## TASK REQUIREMENTS
Reproduce each line that includes the word "Scores".

[Dataset rows]
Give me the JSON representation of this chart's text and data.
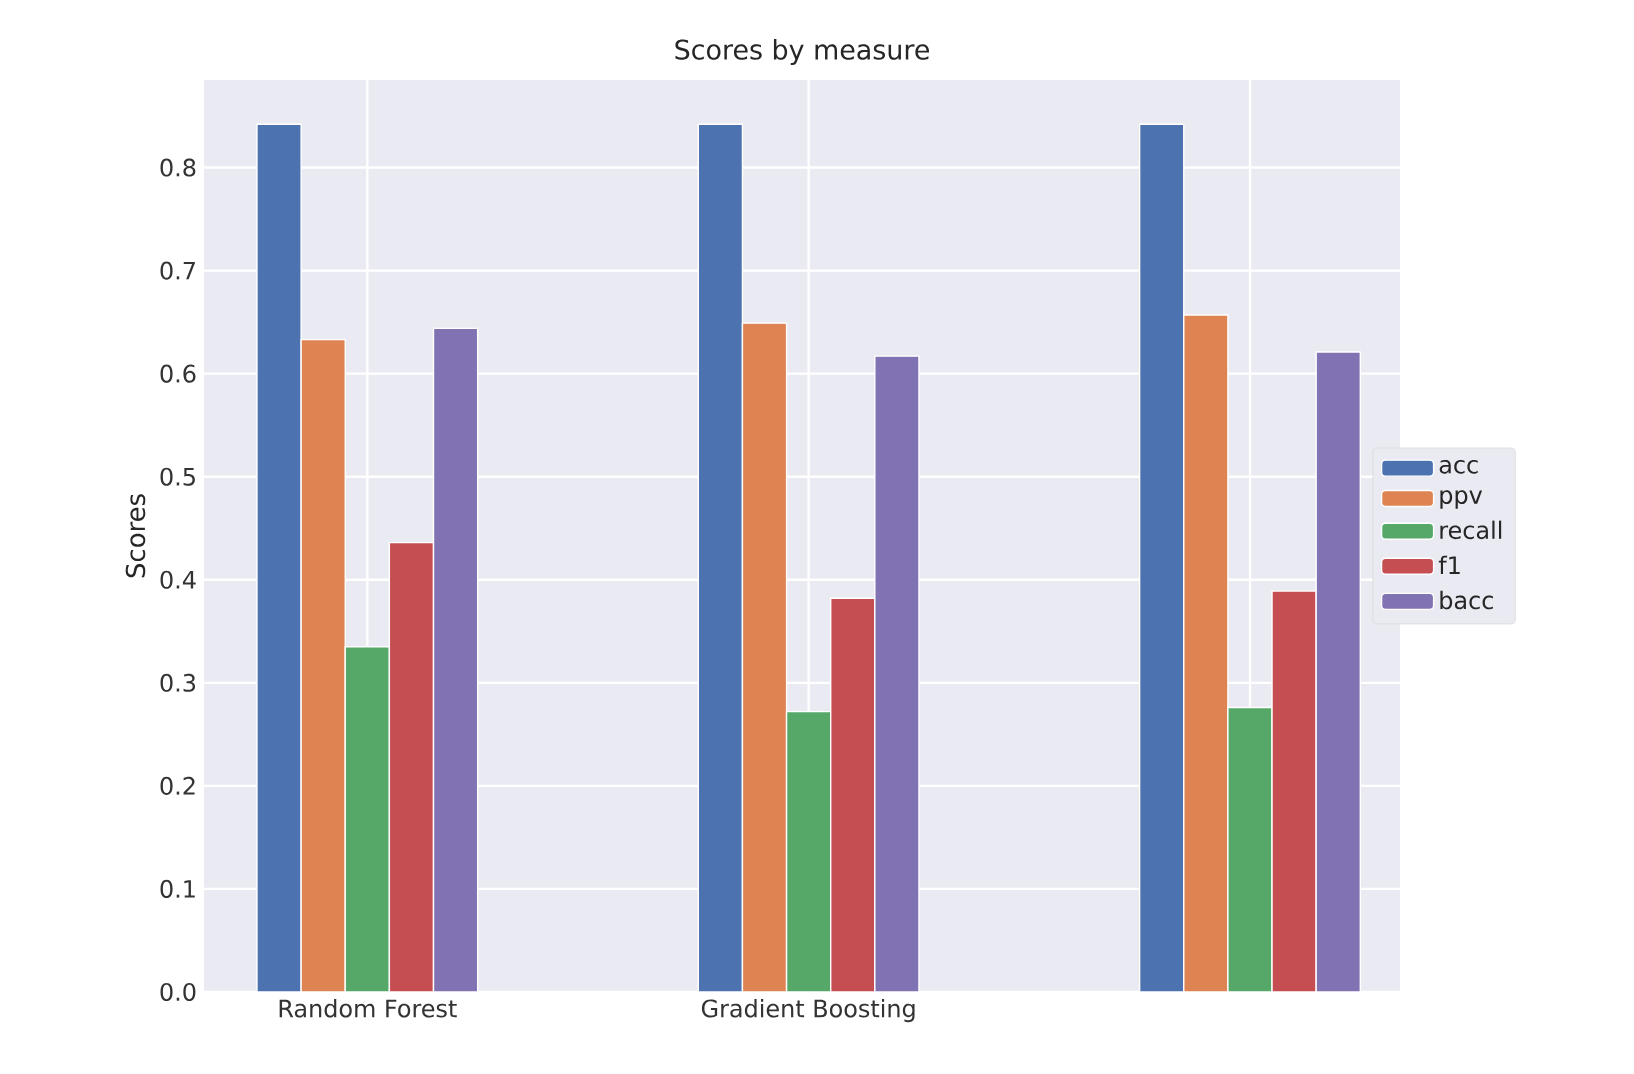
{
  "chart_data": {
    "type": "bar",
    "title": "Scores by measure",
    "ylabel": "Scores",
    "categories": [
      "Random Forest",
      "Gradient Boosting",
      null
    ],
    "series": [
      {
        "name": "acc",
        "color": "#4c72b0",
        "values": [
          0.842,
          0.842,
          0.842
        ]
      },
      {
        "name": "ppv",
        "color": "#dd8452",
        "values": [
          0.633,
          0.649,
          0.657
        ]
      },
      {
        "name": "recall",
        "color": "#55a868",
        "values": [
          0.335,
          0.272,
          0.276
        ]
      },
      {
        "name": "f1",
        "color": "#c44e52",
        "values": [
          0.436,
          0.382,
          0.389
        ]
      },
      {
        "name": "bacc",
        "color": "#8172b3",
        "values": [
          0.644,
          0.617,
          0.621
        ]
      }
    ],
    "ylim": [
      0,
      0.885
    ],
    "yticks": [
      {
        "value": 0,
        "label": "0.0"
      },
      0.1,
      0.2,
      0.3,
      0.4,
      0.5,
      0.6,
      0.7,
      0.8
    ],
    "grid": true,
    "legend": "right"
  }
}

## TASK RESPONSE
    "title": "Scores by measure",
    "ylabel": "Scores",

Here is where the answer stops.